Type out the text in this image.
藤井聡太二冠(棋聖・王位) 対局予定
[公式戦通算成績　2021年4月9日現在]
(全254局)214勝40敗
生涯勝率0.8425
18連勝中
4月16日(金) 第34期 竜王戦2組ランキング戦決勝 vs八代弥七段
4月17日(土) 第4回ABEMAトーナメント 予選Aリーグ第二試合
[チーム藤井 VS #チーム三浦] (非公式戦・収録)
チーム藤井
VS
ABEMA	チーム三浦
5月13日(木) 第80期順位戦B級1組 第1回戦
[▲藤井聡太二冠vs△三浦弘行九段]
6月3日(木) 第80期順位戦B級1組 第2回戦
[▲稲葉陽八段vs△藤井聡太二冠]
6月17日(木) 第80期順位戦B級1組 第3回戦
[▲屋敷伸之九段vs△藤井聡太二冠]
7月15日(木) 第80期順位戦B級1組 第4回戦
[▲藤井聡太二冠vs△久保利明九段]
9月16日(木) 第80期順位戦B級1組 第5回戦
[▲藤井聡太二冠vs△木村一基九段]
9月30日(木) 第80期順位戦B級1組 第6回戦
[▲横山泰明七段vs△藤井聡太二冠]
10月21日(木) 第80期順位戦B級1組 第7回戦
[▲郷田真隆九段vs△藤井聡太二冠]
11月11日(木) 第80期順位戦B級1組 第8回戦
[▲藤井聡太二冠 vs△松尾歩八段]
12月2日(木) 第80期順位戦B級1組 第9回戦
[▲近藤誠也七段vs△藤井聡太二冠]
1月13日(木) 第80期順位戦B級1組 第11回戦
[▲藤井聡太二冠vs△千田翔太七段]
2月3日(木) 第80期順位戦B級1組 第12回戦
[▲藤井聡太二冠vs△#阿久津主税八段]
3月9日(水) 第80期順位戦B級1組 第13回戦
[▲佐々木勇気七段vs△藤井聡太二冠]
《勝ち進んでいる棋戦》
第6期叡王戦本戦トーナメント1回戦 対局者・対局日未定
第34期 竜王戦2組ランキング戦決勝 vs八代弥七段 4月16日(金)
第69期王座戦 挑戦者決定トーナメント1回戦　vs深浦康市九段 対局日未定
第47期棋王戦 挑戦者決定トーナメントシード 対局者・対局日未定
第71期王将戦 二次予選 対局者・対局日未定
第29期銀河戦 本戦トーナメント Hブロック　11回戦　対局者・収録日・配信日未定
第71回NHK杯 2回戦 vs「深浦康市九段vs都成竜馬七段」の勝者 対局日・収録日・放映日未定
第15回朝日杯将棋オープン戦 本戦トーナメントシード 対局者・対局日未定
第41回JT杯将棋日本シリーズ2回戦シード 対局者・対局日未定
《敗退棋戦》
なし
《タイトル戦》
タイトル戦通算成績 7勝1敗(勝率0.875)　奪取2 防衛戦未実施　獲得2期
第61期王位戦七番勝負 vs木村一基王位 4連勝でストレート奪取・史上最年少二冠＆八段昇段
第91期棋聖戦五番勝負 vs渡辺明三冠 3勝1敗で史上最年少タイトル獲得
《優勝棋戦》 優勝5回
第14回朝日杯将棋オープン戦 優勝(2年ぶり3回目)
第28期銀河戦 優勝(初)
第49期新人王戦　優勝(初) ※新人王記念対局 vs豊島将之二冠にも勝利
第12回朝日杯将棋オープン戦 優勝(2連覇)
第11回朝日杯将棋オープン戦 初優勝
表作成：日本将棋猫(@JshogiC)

____

WORK TO COMPLETE: Repeat the entries shown above, every one, word for word.

IN RESPONSE:
Type out the text in this image.
藤井聡太二冠(棋聖・王位) 対局予定
[公式戦通算成績　2021年4月9日現在]
(全254局)214勝40敗
生涯勝率0.8425
18連勝中
4月16日(金) 第34期 竜王戦2組ランキング戦決勝 vs八代弥七段
4月17日(土) 第4回ABEMAトーナメント 予選Aリーグ第二試合
[チーム藤井 VS #チーム三浦] (非公式戦・収録)
チーム藤井
VS
ABEMA	チーム三浦
5月13日(木) 第80期順位戦B級1組 第1回戦
[▲藤井聡太二冠vs△三浦弘行九段]
6月3日(木) 第80期順位戦B級1組 第2回戦
[▲稲葉陽八段vs△藤井聡太二冠]
6月17日(木) 第80期順位戦B級1組 第3回戦
[▲屋敷伸之九段vs△藤井聡太二冠]
7月15日(木) 第80期順位戦B級1組 第4回戦
[▲藤井聡太二冠vs△久保利明九段]
9月16日(木) 第80期順位戦B級1組 第5回戦
[▲藤井聡太二冠vs△木村一基九段]
9月30日(木) 第80期順位戦B級1組 第6回戦
[▲横山泰明七段vs△藤井聡太二冠]
10月21日(木) 第80期順位戦B級1組 第7回戦
[▲郷田真隆九段vs△藤井聡太二冠]
11月11日(木) 第80期順位戦B級1組 第8回戦
[▲藤井聡太二冠 vs△松尾歩八段]
12月2日(木) 第80期順位戦B級1組 第9回戦
[▲近藤誠也七段vs△藤井聡太二冠]
1月13日(木) 第80期順位戦B級1組 第11回戦
[▲藤井聡太二冠vs△千田翔太七段]
2月3日(木) 第80期順位戦B級1組 第12回戦
[▲藤井聡太二冠vs△#阿久津主税八段]
3月9日(水) 第80期順位戦B級1組 第13回戦
[▲佐々木勇気七段vs△藤井聡太二冠]
《勝ち進んでいる棋戦》
第6期叡王戦本戦トーナメント1回戦 対局者・対局日未定
第34期 竜王戦2組ランキング戦決勝 vs八代弥七段 4月16日(金)
第69期王座戦 挑戦者決定トーナメント1回戦　vs深浦康市九段 対局日未定
第47期棋王戦 挑戦者決定トーナメントシード 対局者・対局日未定
第71期王将戦 二次予選 対局者・対局日未定
第29期銀河戦 本戦トーナメント Hブロック　11回戦　対局者・収録日・配信日未定
第71回NHK杯 2回戦 vs「深浦康市九段vs都成竜馬七段」の勝者 対局日・収録日・放映日未定
第15回朝日杯将棋オープン戦 本戦トーナメントシード 対局者・対局日未定
第41回JT杯将棋日本シリーズ2回戦シード 対局者・対局日未定
《敗退棋戦》
なし
《タイトル戦》
タイトル戦通算成績 7勝1敗(勝率0.875)　奪取2 防衛戦未実施　獲得2期
第61期王位戦七番勝負 vs木村一基王位 4連勝でストレート奪取・史上最年少二冠＆八段昇段
第91期棋聖戦五番勝負 vs渡辺明三冠 3勝1敗で史上最年少タイトル獲得
《優勝棋戦》 優勝5回
第14回朝日杯将棋オープン戦 優勝(2年ぶり3回目)
第28期銀河戦 優勝(初)
第49期新人王戦　優勝(初) ※新人王記念対局 vs豊島将之二冠にも勝利
第12回朝日杯将棋オープン戦 優勝(2連覇)
第11回朝日杯将棋オープン戦 初優勝
表作成：日本将棋猫(@JshogiC)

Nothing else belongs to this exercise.